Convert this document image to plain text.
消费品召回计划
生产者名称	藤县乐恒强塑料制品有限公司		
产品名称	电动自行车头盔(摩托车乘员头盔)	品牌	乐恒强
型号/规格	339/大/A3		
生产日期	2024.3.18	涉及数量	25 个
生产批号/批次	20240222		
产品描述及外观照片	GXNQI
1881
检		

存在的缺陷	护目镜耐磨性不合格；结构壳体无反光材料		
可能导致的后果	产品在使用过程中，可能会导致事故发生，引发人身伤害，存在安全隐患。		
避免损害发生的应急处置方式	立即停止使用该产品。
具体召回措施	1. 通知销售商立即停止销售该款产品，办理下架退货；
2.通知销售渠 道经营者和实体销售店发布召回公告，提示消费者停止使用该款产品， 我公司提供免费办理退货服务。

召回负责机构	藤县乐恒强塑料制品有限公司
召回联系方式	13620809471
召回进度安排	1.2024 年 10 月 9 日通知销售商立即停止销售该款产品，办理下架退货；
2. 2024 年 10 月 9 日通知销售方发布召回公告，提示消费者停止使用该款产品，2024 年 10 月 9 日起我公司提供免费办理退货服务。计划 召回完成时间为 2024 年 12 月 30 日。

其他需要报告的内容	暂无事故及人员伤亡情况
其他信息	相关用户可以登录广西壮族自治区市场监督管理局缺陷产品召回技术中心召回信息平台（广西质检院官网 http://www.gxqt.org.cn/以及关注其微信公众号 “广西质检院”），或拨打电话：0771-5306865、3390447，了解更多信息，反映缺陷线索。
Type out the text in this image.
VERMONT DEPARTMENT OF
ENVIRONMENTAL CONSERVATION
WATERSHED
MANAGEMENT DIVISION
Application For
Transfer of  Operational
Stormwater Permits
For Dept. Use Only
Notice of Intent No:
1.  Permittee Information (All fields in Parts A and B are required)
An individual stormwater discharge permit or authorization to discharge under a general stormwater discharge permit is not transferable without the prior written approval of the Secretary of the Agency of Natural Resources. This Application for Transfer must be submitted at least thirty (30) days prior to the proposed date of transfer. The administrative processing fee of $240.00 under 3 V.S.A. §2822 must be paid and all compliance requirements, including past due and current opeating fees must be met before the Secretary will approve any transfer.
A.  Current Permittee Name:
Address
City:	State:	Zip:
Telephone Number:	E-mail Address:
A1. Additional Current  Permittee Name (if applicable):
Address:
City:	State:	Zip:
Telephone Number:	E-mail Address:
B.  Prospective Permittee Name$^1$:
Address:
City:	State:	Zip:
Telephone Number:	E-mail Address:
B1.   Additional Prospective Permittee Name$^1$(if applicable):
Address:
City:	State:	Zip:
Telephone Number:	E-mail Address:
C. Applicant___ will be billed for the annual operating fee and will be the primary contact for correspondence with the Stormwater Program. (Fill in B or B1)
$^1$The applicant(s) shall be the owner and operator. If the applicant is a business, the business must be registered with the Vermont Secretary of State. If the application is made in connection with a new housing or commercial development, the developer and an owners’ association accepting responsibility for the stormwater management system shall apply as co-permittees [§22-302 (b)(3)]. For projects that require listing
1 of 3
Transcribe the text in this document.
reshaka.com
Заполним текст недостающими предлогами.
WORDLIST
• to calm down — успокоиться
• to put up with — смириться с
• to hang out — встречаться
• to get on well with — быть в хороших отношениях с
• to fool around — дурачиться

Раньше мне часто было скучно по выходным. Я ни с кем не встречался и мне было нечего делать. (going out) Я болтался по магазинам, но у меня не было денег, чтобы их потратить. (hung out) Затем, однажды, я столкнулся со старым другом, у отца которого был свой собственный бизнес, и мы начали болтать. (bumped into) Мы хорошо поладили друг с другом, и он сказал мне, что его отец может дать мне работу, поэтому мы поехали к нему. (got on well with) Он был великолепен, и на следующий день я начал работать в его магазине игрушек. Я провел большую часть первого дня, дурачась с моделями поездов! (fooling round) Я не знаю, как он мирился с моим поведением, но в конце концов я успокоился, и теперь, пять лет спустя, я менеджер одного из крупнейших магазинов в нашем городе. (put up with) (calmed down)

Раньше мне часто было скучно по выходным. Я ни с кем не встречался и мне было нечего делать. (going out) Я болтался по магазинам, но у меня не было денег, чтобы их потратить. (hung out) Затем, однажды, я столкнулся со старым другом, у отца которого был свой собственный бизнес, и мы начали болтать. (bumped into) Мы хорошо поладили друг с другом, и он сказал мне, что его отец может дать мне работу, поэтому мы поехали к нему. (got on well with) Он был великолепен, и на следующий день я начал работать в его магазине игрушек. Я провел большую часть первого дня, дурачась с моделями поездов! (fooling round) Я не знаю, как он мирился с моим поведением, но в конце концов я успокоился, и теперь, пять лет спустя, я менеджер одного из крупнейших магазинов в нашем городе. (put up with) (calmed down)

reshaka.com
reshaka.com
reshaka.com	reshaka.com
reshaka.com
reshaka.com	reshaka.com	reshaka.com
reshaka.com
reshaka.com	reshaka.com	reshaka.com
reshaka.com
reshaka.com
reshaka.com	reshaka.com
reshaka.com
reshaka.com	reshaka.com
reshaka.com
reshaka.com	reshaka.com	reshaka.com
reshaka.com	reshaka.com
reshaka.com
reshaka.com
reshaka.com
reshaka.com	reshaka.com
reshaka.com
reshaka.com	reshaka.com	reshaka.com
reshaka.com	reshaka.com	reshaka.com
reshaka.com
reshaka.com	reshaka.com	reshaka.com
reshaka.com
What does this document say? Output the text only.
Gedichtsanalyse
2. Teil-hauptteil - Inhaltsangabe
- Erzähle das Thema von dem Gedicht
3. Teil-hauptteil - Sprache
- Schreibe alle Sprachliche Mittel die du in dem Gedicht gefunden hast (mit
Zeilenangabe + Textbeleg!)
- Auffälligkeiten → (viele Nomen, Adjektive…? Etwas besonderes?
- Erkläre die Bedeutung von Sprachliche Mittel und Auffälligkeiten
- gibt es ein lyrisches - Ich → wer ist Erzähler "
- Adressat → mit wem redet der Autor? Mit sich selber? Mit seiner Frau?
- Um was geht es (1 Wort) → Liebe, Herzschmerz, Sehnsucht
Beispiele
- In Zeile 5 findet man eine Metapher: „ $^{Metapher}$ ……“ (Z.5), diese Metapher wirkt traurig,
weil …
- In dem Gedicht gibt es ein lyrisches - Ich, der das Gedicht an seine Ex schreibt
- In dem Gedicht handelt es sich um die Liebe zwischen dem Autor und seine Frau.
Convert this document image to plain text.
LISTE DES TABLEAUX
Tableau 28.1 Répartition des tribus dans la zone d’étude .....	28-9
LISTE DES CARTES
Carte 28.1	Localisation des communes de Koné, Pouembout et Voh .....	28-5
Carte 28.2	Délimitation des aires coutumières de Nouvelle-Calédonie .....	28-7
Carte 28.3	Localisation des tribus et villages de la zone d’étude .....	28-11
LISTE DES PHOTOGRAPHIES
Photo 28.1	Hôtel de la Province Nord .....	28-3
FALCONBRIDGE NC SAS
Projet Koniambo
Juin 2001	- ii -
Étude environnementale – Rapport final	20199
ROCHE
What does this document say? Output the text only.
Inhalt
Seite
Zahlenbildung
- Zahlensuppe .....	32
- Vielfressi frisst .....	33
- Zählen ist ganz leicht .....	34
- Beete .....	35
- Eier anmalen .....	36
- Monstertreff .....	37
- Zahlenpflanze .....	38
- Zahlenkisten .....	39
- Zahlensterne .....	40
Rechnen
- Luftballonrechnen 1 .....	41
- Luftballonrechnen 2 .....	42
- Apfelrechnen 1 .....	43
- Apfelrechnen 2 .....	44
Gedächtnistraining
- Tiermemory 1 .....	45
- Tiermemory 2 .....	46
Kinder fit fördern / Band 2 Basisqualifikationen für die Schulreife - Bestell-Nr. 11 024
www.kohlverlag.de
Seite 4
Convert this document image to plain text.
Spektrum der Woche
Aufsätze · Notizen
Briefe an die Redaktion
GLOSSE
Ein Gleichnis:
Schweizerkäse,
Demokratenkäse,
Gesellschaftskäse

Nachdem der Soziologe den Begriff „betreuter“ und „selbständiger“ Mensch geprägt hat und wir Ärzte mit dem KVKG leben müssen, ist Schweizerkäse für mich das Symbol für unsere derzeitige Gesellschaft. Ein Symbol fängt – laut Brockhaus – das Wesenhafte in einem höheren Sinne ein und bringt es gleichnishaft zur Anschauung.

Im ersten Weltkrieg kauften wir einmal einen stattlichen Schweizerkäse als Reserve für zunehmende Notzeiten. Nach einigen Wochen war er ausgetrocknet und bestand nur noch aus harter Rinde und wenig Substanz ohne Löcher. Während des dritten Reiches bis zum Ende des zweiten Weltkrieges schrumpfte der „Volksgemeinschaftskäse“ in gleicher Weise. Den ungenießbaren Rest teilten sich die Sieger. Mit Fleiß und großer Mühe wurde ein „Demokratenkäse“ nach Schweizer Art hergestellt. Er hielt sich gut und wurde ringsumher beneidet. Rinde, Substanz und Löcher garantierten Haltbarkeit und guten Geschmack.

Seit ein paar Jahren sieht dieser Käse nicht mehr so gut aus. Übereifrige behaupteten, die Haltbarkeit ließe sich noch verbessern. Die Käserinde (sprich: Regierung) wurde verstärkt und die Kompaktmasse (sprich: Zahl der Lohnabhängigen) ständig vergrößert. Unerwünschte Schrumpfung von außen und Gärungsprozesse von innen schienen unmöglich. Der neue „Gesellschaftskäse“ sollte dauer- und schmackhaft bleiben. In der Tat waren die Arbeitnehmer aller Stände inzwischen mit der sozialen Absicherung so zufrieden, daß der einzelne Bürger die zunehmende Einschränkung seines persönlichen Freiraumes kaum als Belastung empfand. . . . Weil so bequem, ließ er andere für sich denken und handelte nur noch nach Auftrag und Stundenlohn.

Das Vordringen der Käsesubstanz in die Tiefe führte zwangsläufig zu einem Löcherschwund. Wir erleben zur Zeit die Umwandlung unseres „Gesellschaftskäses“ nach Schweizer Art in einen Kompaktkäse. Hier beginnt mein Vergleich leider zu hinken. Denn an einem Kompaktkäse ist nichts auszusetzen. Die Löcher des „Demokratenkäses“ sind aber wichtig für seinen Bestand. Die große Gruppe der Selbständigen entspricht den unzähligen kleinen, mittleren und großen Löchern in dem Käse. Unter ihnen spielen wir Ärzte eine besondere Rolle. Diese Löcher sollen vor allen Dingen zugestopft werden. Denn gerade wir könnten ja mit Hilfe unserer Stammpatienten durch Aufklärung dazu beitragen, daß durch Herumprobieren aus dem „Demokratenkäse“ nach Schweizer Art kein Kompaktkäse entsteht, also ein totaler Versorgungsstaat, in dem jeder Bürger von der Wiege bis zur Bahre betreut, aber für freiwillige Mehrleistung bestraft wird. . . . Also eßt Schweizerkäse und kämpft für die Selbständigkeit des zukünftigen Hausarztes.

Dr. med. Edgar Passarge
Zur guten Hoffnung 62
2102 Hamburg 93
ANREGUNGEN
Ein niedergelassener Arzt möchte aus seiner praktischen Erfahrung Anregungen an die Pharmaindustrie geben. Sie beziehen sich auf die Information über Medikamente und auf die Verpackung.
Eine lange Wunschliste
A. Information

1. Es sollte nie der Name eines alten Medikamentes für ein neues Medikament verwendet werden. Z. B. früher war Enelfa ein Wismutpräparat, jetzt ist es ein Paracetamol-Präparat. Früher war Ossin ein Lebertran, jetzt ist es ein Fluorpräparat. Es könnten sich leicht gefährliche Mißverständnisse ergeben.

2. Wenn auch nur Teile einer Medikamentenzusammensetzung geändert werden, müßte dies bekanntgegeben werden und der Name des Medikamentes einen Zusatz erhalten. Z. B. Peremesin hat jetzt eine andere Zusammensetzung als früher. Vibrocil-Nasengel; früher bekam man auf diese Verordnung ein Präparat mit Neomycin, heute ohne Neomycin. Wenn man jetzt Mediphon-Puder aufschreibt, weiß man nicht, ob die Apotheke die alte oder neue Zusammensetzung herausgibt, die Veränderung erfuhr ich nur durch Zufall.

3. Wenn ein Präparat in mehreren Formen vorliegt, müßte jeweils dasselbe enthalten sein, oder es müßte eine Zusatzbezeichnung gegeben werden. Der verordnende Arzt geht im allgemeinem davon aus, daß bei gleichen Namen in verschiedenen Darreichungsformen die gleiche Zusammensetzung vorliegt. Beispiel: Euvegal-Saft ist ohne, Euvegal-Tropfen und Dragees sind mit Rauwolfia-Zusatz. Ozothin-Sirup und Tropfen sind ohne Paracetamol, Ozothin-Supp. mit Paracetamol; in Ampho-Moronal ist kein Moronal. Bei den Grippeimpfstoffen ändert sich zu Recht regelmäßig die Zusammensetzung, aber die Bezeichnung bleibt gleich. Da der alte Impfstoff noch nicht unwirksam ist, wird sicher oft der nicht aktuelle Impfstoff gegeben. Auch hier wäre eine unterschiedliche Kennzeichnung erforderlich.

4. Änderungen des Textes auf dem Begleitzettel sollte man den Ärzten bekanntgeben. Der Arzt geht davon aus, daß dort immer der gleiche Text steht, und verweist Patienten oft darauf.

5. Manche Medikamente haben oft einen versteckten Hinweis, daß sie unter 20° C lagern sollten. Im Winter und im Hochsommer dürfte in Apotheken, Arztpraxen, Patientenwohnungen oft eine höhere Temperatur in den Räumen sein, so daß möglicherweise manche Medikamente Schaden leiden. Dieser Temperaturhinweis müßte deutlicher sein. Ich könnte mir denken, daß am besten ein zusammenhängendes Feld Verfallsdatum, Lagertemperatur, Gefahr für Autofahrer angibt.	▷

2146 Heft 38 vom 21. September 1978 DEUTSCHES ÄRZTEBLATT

******

▸ **WHAT TO WORK ON**
What is the number of lines in the data that hold the string "办理下架退货"? Answer with the number only.

▸ **RESPONSE TO THIS EXERCISE**
2